▸ **DIRECTIONS FOR THIS TASK**
Using the listing below, select the lines with the word "cell" and copy them.

▸ **ROWS**
____________________

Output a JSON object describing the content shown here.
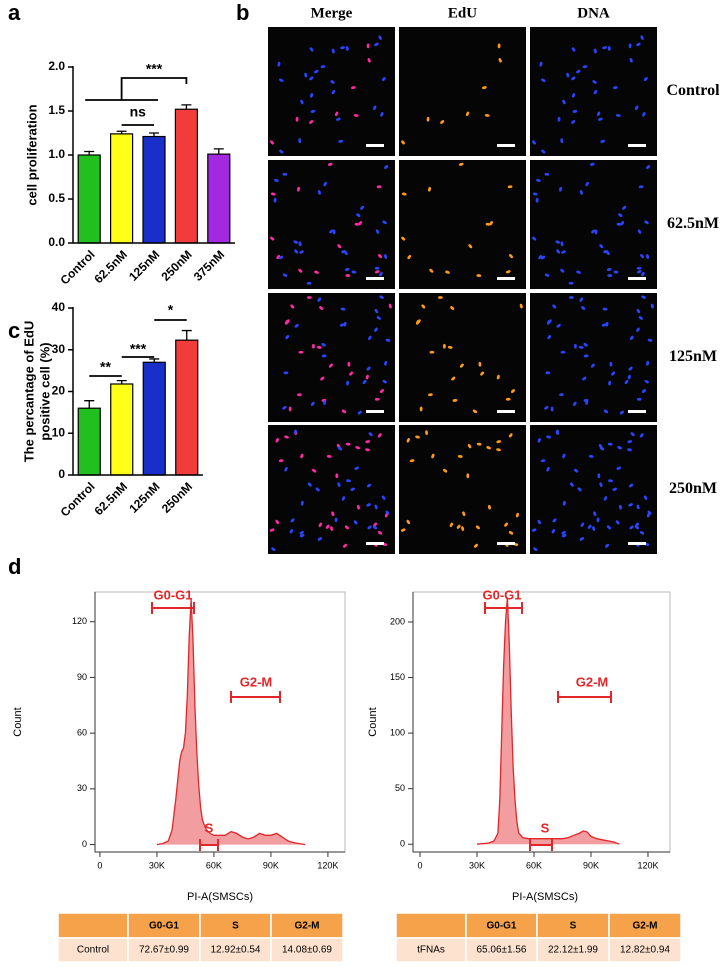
{
  "panel_labels": [
    "a",
    "b",
    "c",
    "d"
  ],
  "chart_data": [
    {
      "type": "bar",
      "ylabel": "cell proliferation",
      "categories": [
        "Control",
        "62.5nM",
        "125nM",
        "250nM",
        "375nM"
      ],
      "values": [
        1.0,
        1.24,
        1.21,
        1.52,
        1.01
      ],
      "errors": [
        0.04,
        0.03,
        0.04,
        0.05,
        0.06
      ],
      "colors": [
        "#22c01f",
        "#ffff17",
        "#1a2fc9",
        "#f23b3b",
        "#a329e0"
      ],
      "ylim": [
        0,
        2
      ],
      "yticks": [
        {
          "value": 0,
          "label": "0.0"
        },
        0.5,
        {
          "value": 1,
          "label": "1.0"
        },
        1.5,
        {
          "value": 2,
          "label": "2.0"
        }
      ],
      "annotations": [
        "***",
        "ns"
      ]
    },
    {
      "type": "bar",
      "ylabel": [
        "The percantage of EdU",
        "positive cell (%)"
      ],
      "categories": [
        "Control",
        "62.5nM",
        "125nM",
        "250nM"
      ],
      "values": [
        16,
        21.8,
        27,
        32.3
      ],
      "errors": [
        1.8,
        0.8,
        0.8,
        2.3
      ],
      "colors": [
        "#22c01f",
        "#ffff17",
        "#1a2fc9",
        "#f23b3b"
      ],
      "ylim": [
        0,
        40
      ],
      "yticks": [
        0,
        10,
        20,
        30,
        40
      ],
      "annotations": [
        "**",
        "***",
        "*"
      ]
    },
    {
      "type": "area",
      "xlabel": "PI-A(SMSCs)",
      "ylabel": "Count",
      "color": "#e3262a",
      "x": [
        30000,
        33000,
        36000,
        38000,
        40000,
        42000,
        43000,
        44000,
        45000,
        46000,
        47000,
        48000,
        49000,
        50000,
        51000,
        52000,
        53000,
        54000,
        56000,
        58000,
        60000,
        63000,
        66000,
        69000,
        72000,
        75000,
        78000,
        81000,
        84000,
        87000,
        90000,
        93000,
        96000,
        99000,
        102000,
        105000,
        108000
      ],
      "values": [
        0,
        0.5,
        2,
        8,
        25,
        45,
        50,
        52,
        60,
        80,
        112,
        132,
        110,
        75,
        50,
        32,
        20,
        13,
        8,
        6,
        5,
        5,
        5,
        7,
        6,
        4,
        3,
        4,
        6,
        5,
        5,
        6,
        4,
        2,
        1,
        0.5,
        0
      ],
      "xlim": [
        -2600,
        129000
      ],
      "ylim": [
        -4,
        136
      ],
      "xticks": [
        0,
        {
          "value": 30000,
          "label": "30K"
        },
        {
          "value": 60000,
          "label": "60K"
        },
        {
          "value": 90000,
          "label": "90K"
        },
        {
          "value": 120000,
          "label": "120K"
        }
      ],
      "yticks": [
        0,
        30,
        60,
        90,
        120
      ],
      "annotations": [
        "G0-G1",
        "S",
        "G2-M"
      ]
    },
    {
      "type": "area",
      "xlabel": "PI-A(SMSCs)",
      "ylabel": "Count",
      "color": "#e3262a",
      "x": [
        30000,
        36000,
        39000,
        41000,
        42000,
        43000,
        44000,
        45000,
        46000,
        47000,
        48000,
        49000,
        50000,
        51000,
        52000,
        54000,
        57000,
        60000,
        63000,
        66000,
        69000,
        72000,
        75000,
        78000,
        81000,
        84000,
        86000,
        88000,
        90000,
        93000,
        96000,
        99000,
        102000,
        105000
      ],
      "values": [
        0,
        1,
        3,
        10,
        40,
        100,
        160,
        200,
        222,
        180,
        120,
        70,
        40,
        20,
        10,
        6,
        5,
        5,
        5,
        5,
        5,
        5,
        5,
        6,
        8,
        10,
        12,
        11,
        7,
        5,
        4,
        3,
        2,
        0
      ],
      "xlim": [
        -3700,
        131600
      ],
      "ylim": [
        -7,
        227
      ],
      "xticks": [
        0,
        {
          "value": 30000,
          "label": "30K"
        },
        {
          "value": 60000,
          "label": "60K"
        },
        {
          "value": 90000,
          "label": "90K"
        },
        {
          "value": 120000,
          "label": "120K"
        }
      ],
      "yticks": [
        0,
        50,
        100,
        150,
        200
      ],
      "annotations": [
        "G0-G1",
        "S",
        "G2-M"
      ]
    }
  ],
  "microscopy": {
    "columns": [
      "Merge",
      "EdU",
      "DNA"
    ],
    "rows": [
      "Control",
      "62.5nM",
      "125nM",
      "250nM"
    ]
  },
  "tables": [
    {
      "header": [
        "G0-G1",
        "S",
        "G2-M"
      ],
      "rows": [
        [
          "Control",
          "72.67±0.99",
          "12.92±0.54",
          "14.08±0.69"
        ]
      ]
    },
    {
      "header": [
        "G0-G1",
        "S",
        "G2-M"
      ],
      "rows": [
        [
          "tFNAs",
          "65.06±1.56",
          "22.12±1.99",
          "12.82±0.94"
        ]
      ]
    }
  ]
}
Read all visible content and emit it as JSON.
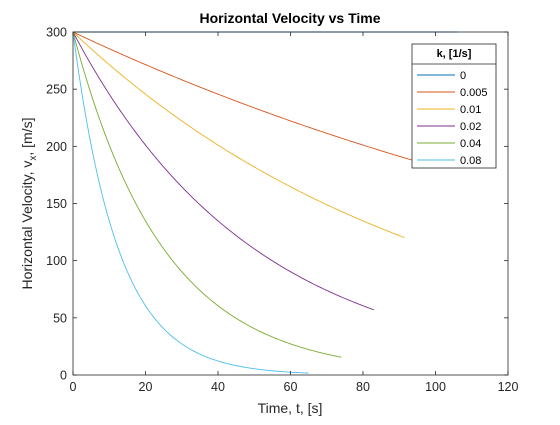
{
  "chart_data": {
    "type": "line",
    "title": "Horizontal Velocity vs Time",
    "xlabel_main": "Time, t, [s]",
    "ylabel_main": "Horizontal Velocity, v",
    "ylabel_sub": "x",
    "ylabel_tail": ", [m/s]",
    "xlim": [
      0,
      120
    ],
    "ylim": [
      0,
      300
    ],
    "xticks": [
      0,
      20,
      40,
      60,
      80,
      100,
      120
    ],
    "yticks": [
      0,
      50,
      100,
      150,
      200,
      250,
      300
    ],
    "grid": false,
    "legend": {
      "title": "k, [1/s]",
      "placement": "top-right"
    },
    "model": "v = 300 * exp(-k * t)",
    "series": [
      {
        "name": "0",
        "k": 0,
        "t_end": 106.0,
        "color": "#0072BD"
      },
      {
        "name": "0.005",
        "k": 0.005,
        "t_end": 99.0,
        "color": "#D95319"
      },
      {
        "name": "0.01",
        "k": 0.01,
        "t_end": 91.5,
        "color": "#EDB120"
      },
      {
        "name": "0.02",
        "k": 0.02,
        "t_end": 83.0,
        "color": "#7E2F8E"
      },
      {
        "name": "0.04",
        "k": 0.04,
        "t_end": 74.0,
        "color": "#77AC30"
      },
      {
        "name": "0.08",
        "k": 0.08,
        "t_end": 65.0,
        "color": "#4DBEEE"
      }
    ]
  }
}
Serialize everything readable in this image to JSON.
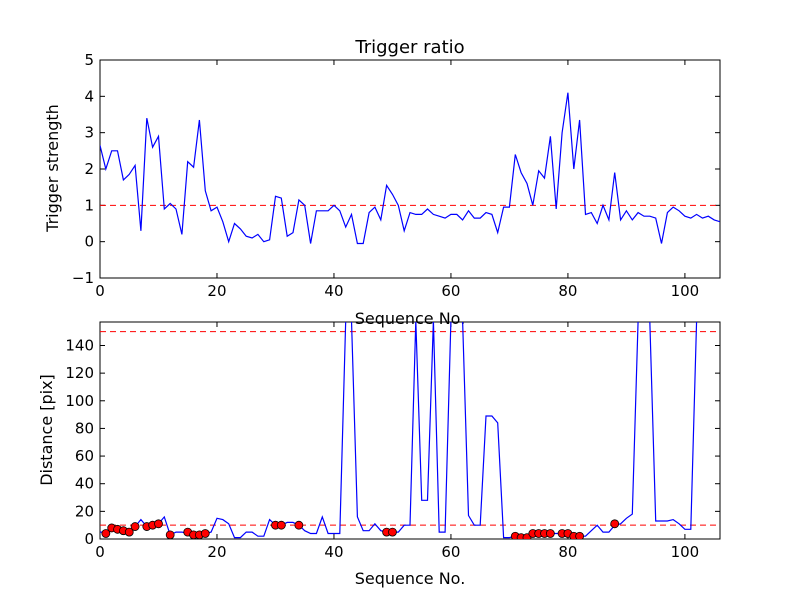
{
  "chart_data": [
    {
      "type": "line",
      "title": "Trigger ratio",
      "xlabel": "Sequence No.",
      "ylabel": "Trigger strength",
      "xlim": [
        0,
        106
      ],
      "ylim": [
        -1,
        5
      ],
      "xticks": [
        0,
        20,
        40,
        60,
        80,
        100
      ],
      "yticks": [
        -1,
        0,
        1,
        2,
        3,
        4,
        5
      ],
      "reference_lines": [
        {
          "y": 1.0,
          "color": "#ff0000",
          "style": "dashed"
        }
      ],
      "series": [
        {
          "color": "#0000ff",
          "x": [
            0,
            1,
            2,
            3,
            4,
            5,
            6,
            7,
            8,
            9,
            10,
            11,
            12,
            13,
            14,
            15,
            16,
            17,
            18,
            19,
            20,
            21,
            22,
            23,
            24,
            25,
            26,
            27,
            28,
            29,
            30,
            31,
            32,
            33,
            34,
            35,
            36,
            37,
            38,
            39,
            40,
            41,
            42,
            43,
            44,
            45,
            46,
            47,
            48,
            49,
            50,
            51,
            52,
            53,
            54,
            55,
            56,
            57,
            58,
            59,
            60,
            61,
            62,
            63,
            64,
            65,
            66,
            67,
            68,
            69,
            70,
            71,
            72,
            73,
            74,
            75,
            76,
            77,
            78,
            79,
            80,
            81,
            82,
            83,
            84,
            85,
            86,
            87,
            88,
            89,
            90,
            91,
            92,
            93,
            94,
            95,
            96,
            97,
            98,
            99,
            100,
            101,
            102,
            103,
            104,
            105,
            106
          ],
          "y": [
            2.65,
            2.0,
            2.5,
            2.5,
            1.7,
            1.85,
            2.1,
            0.3,
            3.4,
            2.6,
            2.9,
            0.9,
            1.05,
            0.9,
            0.2,
            2.2,
            2.05,
            3.35,
            1.4,
            0.85,
            0.95,
            0.55,
            0.0,
            0.5,
            0.35,
            0.15,
            0.1,
            0.2,
            0.0,
            0.05,
            1.25,
            1.2,
            0.15,
            0.25,
            1.15,
            1.0,
            -0.05,
            0.85,
            0.85,
            0.85,
            1.0,
            0.85,
            0.4,
            0.75,
            -0.05,
            -0.05,
            0.8,
            0.95,
            0.6,
            1.55,
            1.3,
            1.0,
            0.3,
            0.8,
            0.75,
            0.75,
            0.9,
            0.75,
            0.7,
            0.65,
            0.75,
            0.75,
            0.6,
            0.85,
            0.65,
            0.65,
            0.8,
            0.75,
            0.25,
            0.95,
            0.95,
            2.4,
            1.9,
            1.6,
            1.0,
            1.95,
            1.75,
            2.9,
            0.9,
            3.0,
            4.1,
            2.0,
            3.35,
            0.75,
            0.8,
            0.5,
            1.0,
            0.6,
            1.9,
            0.6,
            0.85,
            0.6,
            0.8,
            0.7,
            0.7,
            0.65,
            -0.05,
            0.8,
            0.95,
            0.85,
            0.7,
            0.65,
            0.75,
            0.65,
            0.7,
            0.6,
            0.55
          ]
        }
      ]
    },
    {
      "type": "line",
      "title": "",
      "xlabel": "Sequence No.",
      "ylabel": "Distance [pix]",
      "xlim": [
        0,
        106
      ],
      "ylim": [
        0,
        157
      ],
      "xticks": [
        0,
        20,
        40,
        60,
        80,
        100
      ],
      "yticks": [
        0,
        20,
        40,
        60,
        80,
        100,
        120,
        140
      ],
      "reference_lines": [
        {
          "y": 150,
          "color": "#ff0000",
          "style": "dashed"
        },
        {
          "y": 10,
          "color": "#ff0000",
          "style": "dashed"
        }
      ],
      "series": [
        {
          "color": "#0000ff",
          "x": [
            0,
            1,
            2,
            3,
            4,
            5,
            6,
            7,
            8,
            9,
            10,
            11,
            12,
            13,
            14,
            15,
            16,
            17,
            18,
            19,
            20,
            21,
            22,
            23,
            24,
            25,
            26,
            27,
            28,
            29,
            30,
            31,
            32,
            33,
            34,
            35,
            36,
            37,
            38,
            39,
            40,
            41,
            42,
            43,
            44,
            45,
            46,
            47,
            48,
            49,
            50,
            51,
            52,
            53,
            54,
            55,
            56,
            57,
            58,
            59,
            60,
            61,
            62,
            63,
            64,
            65,
            66,
            67,
            68,
            69,
            70,
            71,
            72,
            73,
            74,
            75,
            76,
            77,
            78,
            79,
            80,
            81,
            82,
            83,
            84,
            85,
            86,
            87,
            88,
            89,
            90,
            91,
            92,
            93,
            94,
            95,
            96,
            97,
            98,
            99,
            100,
            101,
            102,
            103,
            104,
            105,
            106
          ],
          "y": [
            5,
            5,
            8,
            7,
            6,
            5,
            9,
            14,
            9,
            10,
            11,
            16,
            3,
            5,
            5,
            4,
            3,
            3,
            4,
            5,
            15,
            14,
            11,
            1,
            1,
            5,
            5,
            2,
            2,
            14,
            10,
            10,
            12,
            12,
            10,
            6,
            4,
            4,
            16,
            4,
            4,
            4,
            158,
            158,
            16,
            6,
            6,
            11,
            6,
            5,
            5,
            5,
            10,
            10,
            158,
            28,
            28,
            158,
            5,
            5,
            158,
            158,
            158,
            17,
            10,
            10,
            89,
            89,
            84,
            1,
            1,
            2,
            2,
            2,
            4,
            4,
            4,
            4,
            4,
            4,
            4,
            4,
            2,
            2,
            6,
            10,
            5,
            5,
            10,
            11,
            15,
            18,
            158,
            158,
            158,
            13,
            13,
            13,
            14,
            11,
            7,
            7,
            158,
            158,
            158,
            158,
            158
          ]
        },
        {
          "color": "#ff0000",
          "marker": "circle",
          "name": "",
          "x": [
            1,
            2,
            3,
            4,
            5,
            6,
            8,
            9,
            10,
            12,
            15,
            16,
            17,
            18,
            30,
            31,
            34,
            49,
            50,
            71,
            72,
            73,
            74,
            75,
            76,
            77,
            79,
            80,
            81,
            82,
            88
          ],
          "y": [
            4,
            8,
            7,
            6,
            5,
            9,
            9,
            10,
            11,
            3,
            5,
            3,
            3,
            4,
            10,
            10,
            10,
            5,
            5,
            2,
            1,
            1,
            4,
            4,
            4,
            4,
            4,
            4,
            2,
            2,
            11
          ]
        }
      ]
    }
  ]
}
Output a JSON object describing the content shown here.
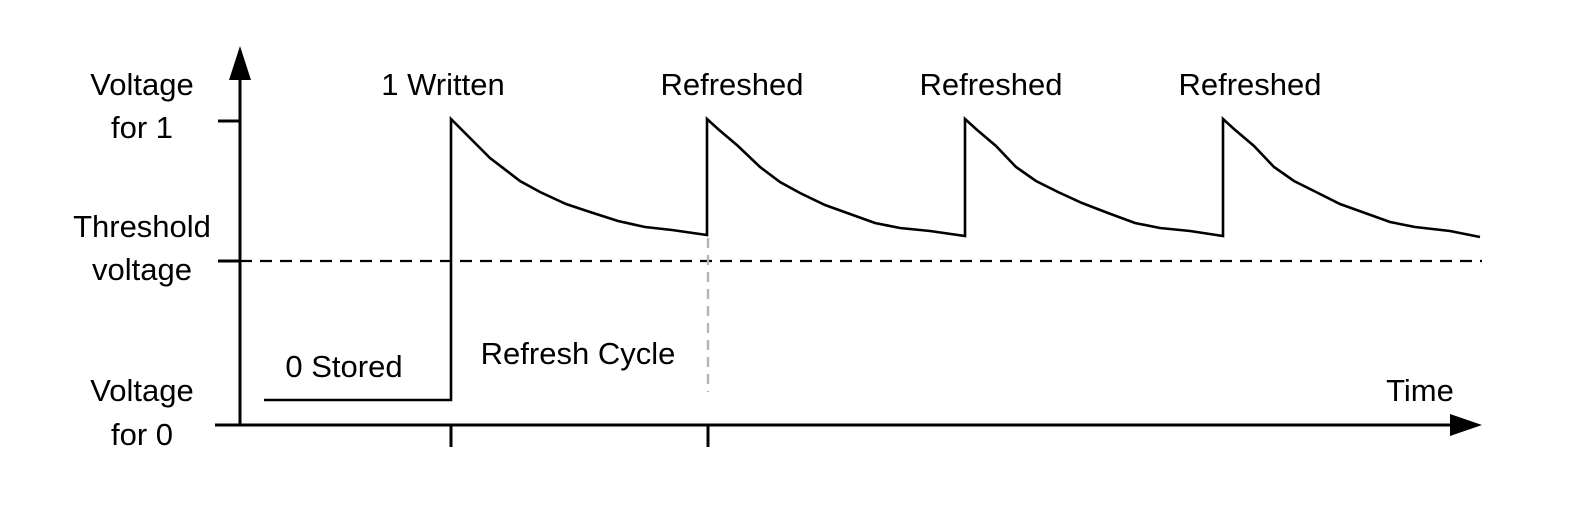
{
  "y_labels": {
    "voltage_for_1": [
      "Voltage",
      "for 1"
    ],
    "threshold": [
      "Threshold",
      "voltage"
    ],
    "voltage_for_0": [
      "Voltage",
      "for 0"
    ]
  },
  "x_label": "Time",
  "events": {
    "written": "1 Written",
    "refreshed": [
      "Refreshed",
      "Refreshed",
      "Refreshed"
    ]
  },
  "annotations": {
    "stored_zero": "0 Stored",
    "refresh_cycle": "Refresh Cycle"
  },
  "colors": {
    "line": "#000000",
    "refresh_marker": "#b5b5b5",
    "background": "#ffffff"
  }
}
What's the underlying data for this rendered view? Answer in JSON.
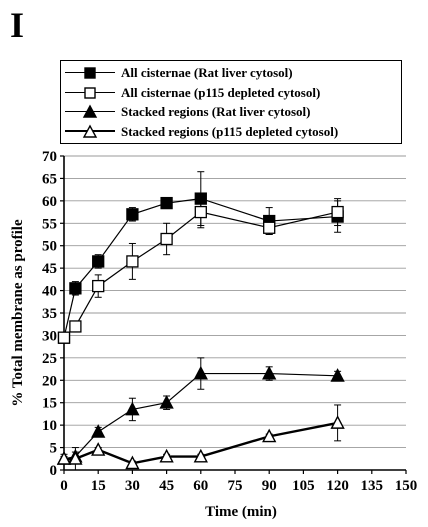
{
  "panel_letter": "I",
  "chart_data": {
    "type": "line",
    "xlabel": "Time (min)",
    "ylabel": "% Total membrane as profile",
    "xlim": [
      0,
      150
    ],
    "ylim": [
      0,
      70
    ],
    "xticks": [
      0,
      15,
      30,
      45,
      60,
      75,
      90,
      105,
      120,
      135,
      150
    ],
    "yticks": [
      0,
      5,
      10,
      15,
      20,
      25,
      30,
      35,
      40,
      45,
      50,
      55,
      60,
      65,
      70
    ],
    "grid": "horizontal",
    "legend_position": "top",
    "series": [
      {
        "name": "All cisternae (Rat liver cytosol)",
        "marker": "square-filled",
        "line": "thin",
        "x": [
          0,
          5,
          15,
          30,
          45,
          60,
          90,
          120
        ],
        "y": [
          29.5,
          40.5,
          46.5,
          57,
          59.5,
          60.5,
          55.5,
          56.5
        ],
        "err": [
          1.0,
          1.5,
          1.5,
          1.5,
          1.0,
          6.0,
          3.0,
          3.5
        ]
      },
      {
        "name": "All cisternae (p115 depleted cytosol)",
        "marker": "square-open",
        "line": "thin",
        "x": [
          0,
          5,
          15,
          30,
          45,
          60,
          90,
          120
        ],
        "y": [
          29.5,
          32,
          41,
          46.5,
          51.5,
          57.5,
          54,
          57.5
        ],
        "err": [
          1.0,
          1.0,
          2.5,
          4.0,
          3.5,
          3.5,
          1.5,
          3.0
        ]
      },
      {
        "name": "Stacked regions (Rat liver cytosol)",
        "marker": "triangle-filled",
        "line": "thin",
        "x": [
          0,
          5,
          15,
          30,
          45,
          60,
          90,
          120
        ],
        "y": [
          2.5,
          3,
          8.5,
          13.5,
          15,
          21.5,
          21.5,
          21
        ],
        "err": [
          1.0,
          1.0,
          1.0,
          2.5,
          1.5,
          3.5,
          1.5,
          1.0
        ]
      },
      {
        "name": "Stacked regions (p115 depleted cytosol)",
        "marker": "triangle-open",
        "line": "bold",
        "x": [
          0,
          5,
          15,
          30,
          45,
          60,
          90,
          120
        ],
        "y": [
          2.5,
          2.5,
          4.5,
          1.5,
          3,
          3,
          7.5,
          10.5
        ],
        "err": [
          0.5,
          2.5,
          0.5,
          0.5,
          0.5,
          0.5,
          0.5,
          4.0
        ]
      }
    ]
  }
}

____________________

▸ **COMPLETED TASK**
      "ylabel": "cell proliferation",
        "positive cell (%)"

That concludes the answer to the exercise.